**WHAT YOU HAVE TO DO:** Return all of the entries word for word, but omit the pictures they contain.

Extracted records:
::::
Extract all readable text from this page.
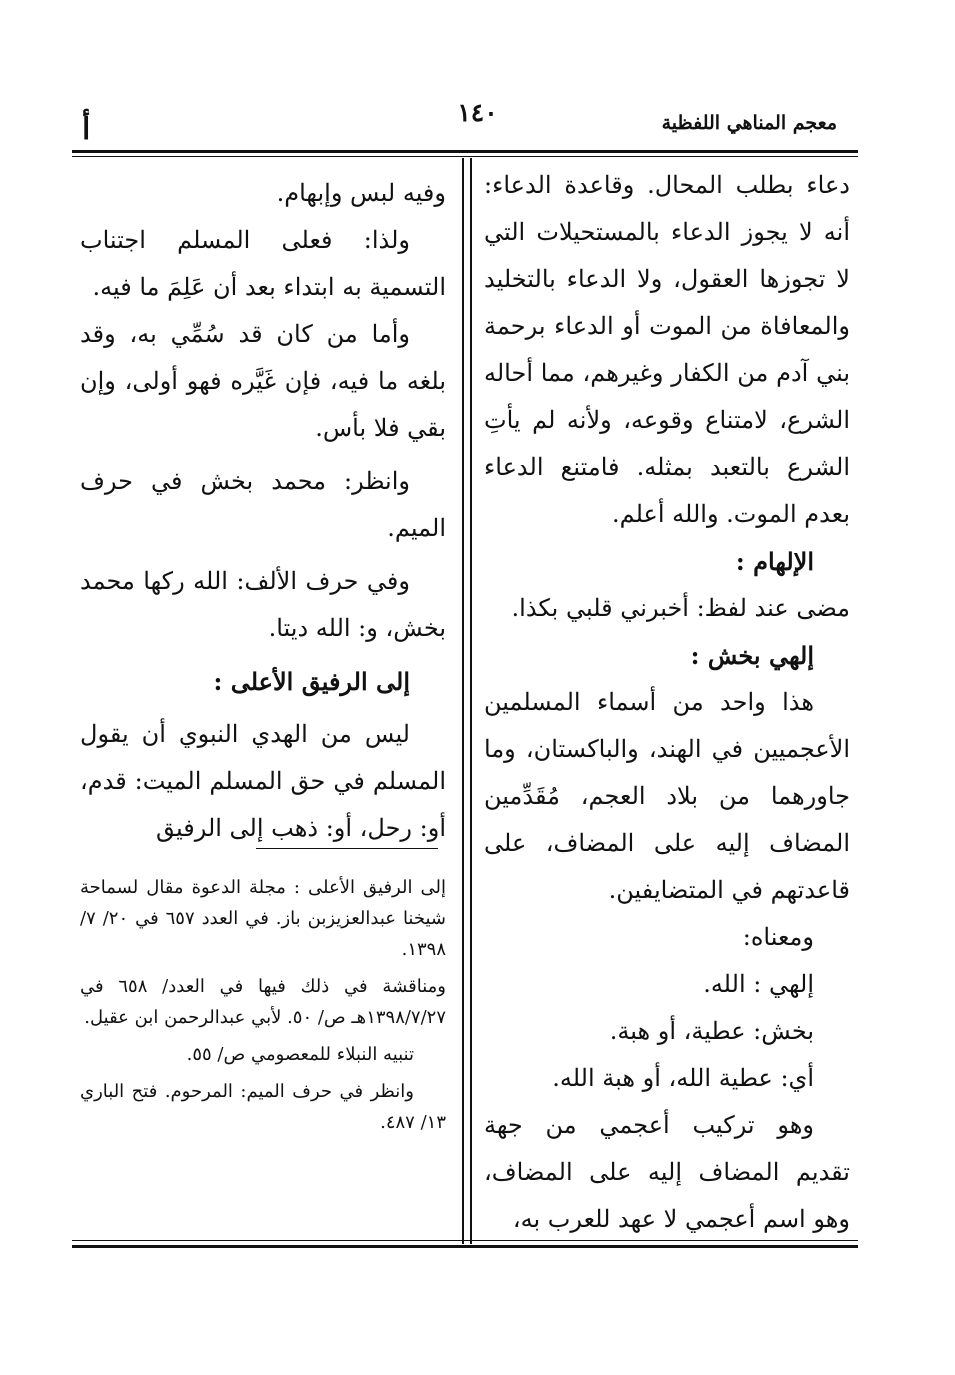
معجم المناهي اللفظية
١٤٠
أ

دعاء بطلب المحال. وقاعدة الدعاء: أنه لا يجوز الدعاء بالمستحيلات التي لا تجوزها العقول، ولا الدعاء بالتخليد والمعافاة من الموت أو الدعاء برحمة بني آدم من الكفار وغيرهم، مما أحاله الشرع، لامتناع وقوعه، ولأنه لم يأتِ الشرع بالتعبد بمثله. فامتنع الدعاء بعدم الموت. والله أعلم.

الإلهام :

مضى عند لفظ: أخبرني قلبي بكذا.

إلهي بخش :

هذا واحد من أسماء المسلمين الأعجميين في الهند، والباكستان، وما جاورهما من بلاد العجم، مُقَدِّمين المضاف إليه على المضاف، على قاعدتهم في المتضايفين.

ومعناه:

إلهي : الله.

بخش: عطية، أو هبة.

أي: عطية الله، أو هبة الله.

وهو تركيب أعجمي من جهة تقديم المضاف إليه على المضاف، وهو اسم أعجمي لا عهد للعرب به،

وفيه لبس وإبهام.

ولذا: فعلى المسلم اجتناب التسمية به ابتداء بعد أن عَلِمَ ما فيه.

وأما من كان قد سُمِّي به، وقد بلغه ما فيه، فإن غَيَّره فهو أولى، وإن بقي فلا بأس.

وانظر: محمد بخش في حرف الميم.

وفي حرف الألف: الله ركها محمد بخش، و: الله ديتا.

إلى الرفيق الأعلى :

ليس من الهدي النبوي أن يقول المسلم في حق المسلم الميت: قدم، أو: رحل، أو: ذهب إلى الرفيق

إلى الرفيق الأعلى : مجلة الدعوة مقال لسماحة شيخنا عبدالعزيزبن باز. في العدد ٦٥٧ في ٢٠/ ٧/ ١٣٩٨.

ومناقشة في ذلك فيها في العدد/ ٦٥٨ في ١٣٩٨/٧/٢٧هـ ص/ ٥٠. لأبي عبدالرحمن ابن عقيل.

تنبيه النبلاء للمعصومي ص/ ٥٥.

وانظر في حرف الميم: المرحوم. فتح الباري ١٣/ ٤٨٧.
::::
**SOLUTION TO THIS EXERCISE:**
Extract all readable text from this page.
معجم المناهي اللفظية
١٤٠
أ

دعاء بطلب المحال. وقاعدة الدعاء: أنه لا يجوز الدعاء بالمستحيلات التي لا تجوزها العقول، ولا الدعاء بالتخليد والمعافاة من الموت أو الدعاء برحمة بني آدم من الكفار وغيرهم، مما أحاله الشرع، لامتناع وقوعه، ولأنه لم يأتِ الشرع بالتعبد بمثله. فامتنع الدعاء بعدم الموت. والله أعلم.

الإلهام :

مضى عند لفظ: أخبرني قلبي بكذا.

إلهي بخش :

هذا واحد من أسماء المسلمين الأعجميين في الهند، والباكستان، وما جاورهما من بلاد العجم، مُقَدِّمين المضاف إليه على المضاف، على قاعدتهم في المتضايفين.

ومعناه:

إلهي : الله.

بخش: عطية، أو هبة.

أي: عطية الله، أو هبة الله.

وهو تركيب أعجمي من جهة تقديم المضاف إليه على المضاف، وهو اسم أعجمي لا عهد للعرب به،

وفيه لبس وإبهام.

ولذا: فعلى المسلم اجتناب التسمية به ابتداء بعد أن عَلِمَ ما فيه.

وأما من كان قد سُمِّي به، وقد بلغه ما فيه، فإن غَيَّره فهو أولى، وإن بقي فلا بأس.

وانظر: محمد بخش في حرف الميم.

وفي حرف الألف: الله ركها محمد بخش، و: الله ديتا.

إلى الرفيق الأعلى :

ليس من الهدي النبوي أن يقول المسلم في حق المسلم الميت: قدم، أو: رحل، أو: ذهب إلى الرفيق

إلى الرفيق الأعلى : مجلة الدعوة مقال لسماحة شيخنا عبدالعزيزبن باز. في العدد ٦٥٧ في ٢٠/ ٧/ ١٣٩٨.

ومناقشة في ذلك فيها في العدد/ ٦٥٨ في ١٣٩٨/٧/٢٧هـ ص/ ٥٠. لأبي عبدالرحمن ابن عقيل.

تنبيه النبلاء للمعصومي ص/ ٥٥.

وانظر في حرف الميم: المرحوم. فتح الباري ١٣/ ٤٨٧.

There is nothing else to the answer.